Start of Exercise text

Two main populations of kisspeptin neurons exist in the mammalian brain: one located in the ARN/infundibular nucleus; and one in the preoptic area, known as the RP3V in rodents. Several studies point to the RP3V kisspeptin neurons as being the population that directly innervates GnRH neuron cell bodies. As noted previously (14), a very close correlation exists between the number of kisspeptin cell bodies in the RP3V and kisspeptin fiber density around GnRH neuron cell bodies and dendrites, as well as the hypothalamus in general. Furthermore, neurons located in the RP3V provide one of the largest direct inputs to GnRH neurons (22), and RP3V kisspeptin neurons are activated coincident with GnRH neurons at the time of the GnRH/LH surge (27,28). In contrast, no correlation exists between the number of kisspeptin neurons in the ARN and fibers around GnRH neurons. Arcuate kisspeptin neurons can be identified as early as embryonic d 12 in the mouse (29) and show no developmental change across the postnatal period (12,30).

In both primates and rodents, gonadal steroids regulate circulating gonadotropin concentrations before puberty (3,31). In the rodent the ovaries are steroidogenically quiescent during the first week of life but thereafter, are subject to strong gonadotropin-dependent regulation involving both negative and positive feedback control mechanisms (31). Whereas estrogen negative feedback can be demonstrated to exist from P9 onwards (32,33), positive feedback, evident as afternoon mini surges of LH (34), is not apparent until around P20 in the rat (35). In the primate, estrogen negative feedback only exists during the juvenile, prepubertal period, whereas estrogen positive feedback is not evident until after menarche (2,3). In line with the dominant role of estrogen negative feedback both before and after puberty, we show here that ovariectomy of mice at P15 results in increased LH levels at P30. Although the role of varying estrogen negative feedback (the gonadostat hypothesis) in bringing about puberty in rodents is debatable (3,31), the gradual development of estrogen positive feedback nearer the time of puberty onset seems likely to represent the forerunner of the GnRH/LH surge mechanism (31).

To our knowledge the circulating levels of E2 have not been reported for mice at any prepubertal stage. Therefore, we have adapted (by body weight) an adult OVX plus E2 experimental protocol for use in the P15–30 mouse. Although it is not possible to determine how closely the replaced E2 approaches normal circulating concentrations, it is apparent that it returned LH levels to the normal suppressed state when measured at P30. It also resulted in VO at approximately P25, slightly in advance of approximately P28, when we would normally observe VO in our mice (20).

End of Exercise text

◆ Task instructions
Reproduce everything in the kisspeptin passage from "To our knowledge" down to "our mice (20).". The items come from a source unrelated to the kisspeptin passage.

Start of Information provided

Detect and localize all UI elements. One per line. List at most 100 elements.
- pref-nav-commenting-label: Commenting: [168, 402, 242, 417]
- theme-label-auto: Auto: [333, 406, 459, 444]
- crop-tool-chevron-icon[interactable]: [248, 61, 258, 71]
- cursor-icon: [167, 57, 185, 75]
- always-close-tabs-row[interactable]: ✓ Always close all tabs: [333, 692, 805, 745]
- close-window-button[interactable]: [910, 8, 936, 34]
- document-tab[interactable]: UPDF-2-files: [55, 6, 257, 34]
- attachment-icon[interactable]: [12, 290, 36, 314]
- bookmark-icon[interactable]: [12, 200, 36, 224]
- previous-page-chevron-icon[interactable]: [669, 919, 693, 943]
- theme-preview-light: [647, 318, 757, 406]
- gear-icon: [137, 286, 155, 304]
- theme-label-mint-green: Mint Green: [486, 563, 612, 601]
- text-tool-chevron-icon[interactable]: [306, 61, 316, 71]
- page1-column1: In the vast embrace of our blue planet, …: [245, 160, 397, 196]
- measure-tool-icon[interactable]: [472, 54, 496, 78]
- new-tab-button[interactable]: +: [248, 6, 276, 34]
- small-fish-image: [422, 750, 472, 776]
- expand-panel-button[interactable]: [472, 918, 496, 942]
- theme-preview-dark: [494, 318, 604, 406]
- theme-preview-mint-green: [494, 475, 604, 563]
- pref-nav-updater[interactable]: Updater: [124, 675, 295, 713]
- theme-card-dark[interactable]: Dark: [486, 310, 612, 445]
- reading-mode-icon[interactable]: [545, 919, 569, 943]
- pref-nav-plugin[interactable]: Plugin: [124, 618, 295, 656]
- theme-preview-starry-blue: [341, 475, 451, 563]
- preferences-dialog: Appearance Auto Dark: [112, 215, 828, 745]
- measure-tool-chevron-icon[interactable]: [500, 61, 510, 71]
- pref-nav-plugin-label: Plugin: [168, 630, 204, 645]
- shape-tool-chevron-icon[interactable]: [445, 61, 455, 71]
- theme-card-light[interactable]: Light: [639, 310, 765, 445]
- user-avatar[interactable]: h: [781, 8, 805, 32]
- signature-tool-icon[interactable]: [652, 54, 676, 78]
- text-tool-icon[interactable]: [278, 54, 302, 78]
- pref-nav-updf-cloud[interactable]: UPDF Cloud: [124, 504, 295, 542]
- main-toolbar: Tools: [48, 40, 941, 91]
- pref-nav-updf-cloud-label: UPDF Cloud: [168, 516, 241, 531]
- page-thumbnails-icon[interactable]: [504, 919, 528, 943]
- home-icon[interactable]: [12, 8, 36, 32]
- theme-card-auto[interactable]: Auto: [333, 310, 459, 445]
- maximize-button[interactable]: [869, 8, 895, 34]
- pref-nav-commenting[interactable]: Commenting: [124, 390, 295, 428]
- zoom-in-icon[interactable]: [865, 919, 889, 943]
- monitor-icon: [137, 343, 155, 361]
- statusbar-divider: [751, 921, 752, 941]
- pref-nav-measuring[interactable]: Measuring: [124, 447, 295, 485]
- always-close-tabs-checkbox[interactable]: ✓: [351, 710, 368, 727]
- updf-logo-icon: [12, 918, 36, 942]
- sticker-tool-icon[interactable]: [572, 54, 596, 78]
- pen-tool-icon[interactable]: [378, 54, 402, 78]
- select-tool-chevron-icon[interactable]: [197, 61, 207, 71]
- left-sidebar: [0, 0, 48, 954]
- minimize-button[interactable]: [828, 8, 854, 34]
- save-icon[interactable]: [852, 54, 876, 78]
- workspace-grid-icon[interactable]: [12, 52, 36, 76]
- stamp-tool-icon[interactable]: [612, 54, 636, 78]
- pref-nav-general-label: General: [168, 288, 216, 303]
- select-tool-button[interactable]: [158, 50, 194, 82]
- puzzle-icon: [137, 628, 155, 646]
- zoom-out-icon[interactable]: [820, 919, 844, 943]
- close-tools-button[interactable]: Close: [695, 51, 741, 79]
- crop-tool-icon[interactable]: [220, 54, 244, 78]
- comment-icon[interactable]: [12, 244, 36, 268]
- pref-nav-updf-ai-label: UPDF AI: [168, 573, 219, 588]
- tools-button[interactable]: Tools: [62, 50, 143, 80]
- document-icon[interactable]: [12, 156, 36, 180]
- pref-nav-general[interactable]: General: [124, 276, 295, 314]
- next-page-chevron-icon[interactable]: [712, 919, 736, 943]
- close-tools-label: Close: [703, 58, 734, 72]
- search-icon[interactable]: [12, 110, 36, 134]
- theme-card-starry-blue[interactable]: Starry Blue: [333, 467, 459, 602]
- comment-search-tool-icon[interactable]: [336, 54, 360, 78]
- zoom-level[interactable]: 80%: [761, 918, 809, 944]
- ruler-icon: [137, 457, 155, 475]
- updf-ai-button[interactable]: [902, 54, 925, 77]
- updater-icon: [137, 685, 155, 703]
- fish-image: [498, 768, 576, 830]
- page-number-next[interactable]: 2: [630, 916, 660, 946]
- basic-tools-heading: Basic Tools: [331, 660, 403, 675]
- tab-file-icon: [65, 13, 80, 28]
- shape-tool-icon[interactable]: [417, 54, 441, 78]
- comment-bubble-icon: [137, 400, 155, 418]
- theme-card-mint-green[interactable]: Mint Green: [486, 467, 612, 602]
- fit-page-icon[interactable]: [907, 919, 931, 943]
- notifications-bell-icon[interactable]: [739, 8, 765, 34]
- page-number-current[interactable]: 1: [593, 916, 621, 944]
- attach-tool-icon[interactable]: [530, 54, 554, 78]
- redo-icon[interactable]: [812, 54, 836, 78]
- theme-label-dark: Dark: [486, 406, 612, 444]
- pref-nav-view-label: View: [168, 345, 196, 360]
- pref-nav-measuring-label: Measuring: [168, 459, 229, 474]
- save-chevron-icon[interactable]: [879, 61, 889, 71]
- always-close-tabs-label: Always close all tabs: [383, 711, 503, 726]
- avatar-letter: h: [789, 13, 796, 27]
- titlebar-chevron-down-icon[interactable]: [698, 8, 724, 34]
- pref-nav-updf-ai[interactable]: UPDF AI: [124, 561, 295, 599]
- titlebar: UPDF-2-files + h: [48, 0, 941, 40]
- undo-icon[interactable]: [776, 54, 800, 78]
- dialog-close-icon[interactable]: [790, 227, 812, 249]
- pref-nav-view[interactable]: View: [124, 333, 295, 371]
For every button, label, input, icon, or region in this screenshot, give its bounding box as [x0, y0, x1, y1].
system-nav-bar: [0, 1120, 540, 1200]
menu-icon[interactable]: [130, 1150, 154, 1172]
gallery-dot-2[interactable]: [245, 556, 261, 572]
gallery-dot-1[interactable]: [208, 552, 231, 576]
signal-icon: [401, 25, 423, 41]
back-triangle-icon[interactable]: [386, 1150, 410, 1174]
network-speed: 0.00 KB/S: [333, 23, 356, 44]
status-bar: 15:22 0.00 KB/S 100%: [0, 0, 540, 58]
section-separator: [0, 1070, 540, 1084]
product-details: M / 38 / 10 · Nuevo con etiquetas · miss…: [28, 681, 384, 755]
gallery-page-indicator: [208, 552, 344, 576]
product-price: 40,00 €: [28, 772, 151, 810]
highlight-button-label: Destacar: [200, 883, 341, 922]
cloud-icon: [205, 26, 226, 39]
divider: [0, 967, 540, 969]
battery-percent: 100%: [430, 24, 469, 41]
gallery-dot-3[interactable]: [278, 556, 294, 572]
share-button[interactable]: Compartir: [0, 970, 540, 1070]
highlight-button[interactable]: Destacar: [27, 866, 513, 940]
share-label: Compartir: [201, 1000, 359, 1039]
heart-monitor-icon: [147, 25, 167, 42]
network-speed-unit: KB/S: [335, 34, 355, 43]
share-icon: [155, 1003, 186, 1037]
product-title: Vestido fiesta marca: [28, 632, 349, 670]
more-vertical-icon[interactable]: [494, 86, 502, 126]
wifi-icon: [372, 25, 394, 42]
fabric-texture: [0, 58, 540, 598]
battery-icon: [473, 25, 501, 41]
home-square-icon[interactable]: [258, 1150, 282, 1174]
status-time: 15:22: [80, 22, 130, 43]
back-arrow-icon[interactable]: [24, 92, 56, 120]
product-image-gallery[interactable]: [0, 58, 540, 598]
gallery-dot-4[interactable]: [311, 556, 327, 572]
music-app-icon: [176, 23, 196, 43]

End of Information provided

◆ Output below
To our knowledge the circulating levels of E2 have not been reported for mice at any prepubertal stage. Therefore, we have adapted (by body weight) an adult OVX plus E2 experimental protocol for use in the P15–30 mouse. Although it is not possible to determine how closely the replaced E2 approaches normal circulating concentrations, it is apparent that it returned LH levels to the normal suppressed state when measured at P30. It also resulted in VO at approximately P25, slightly in advance of approximately P28, when we would normally observe VO in our mice (20).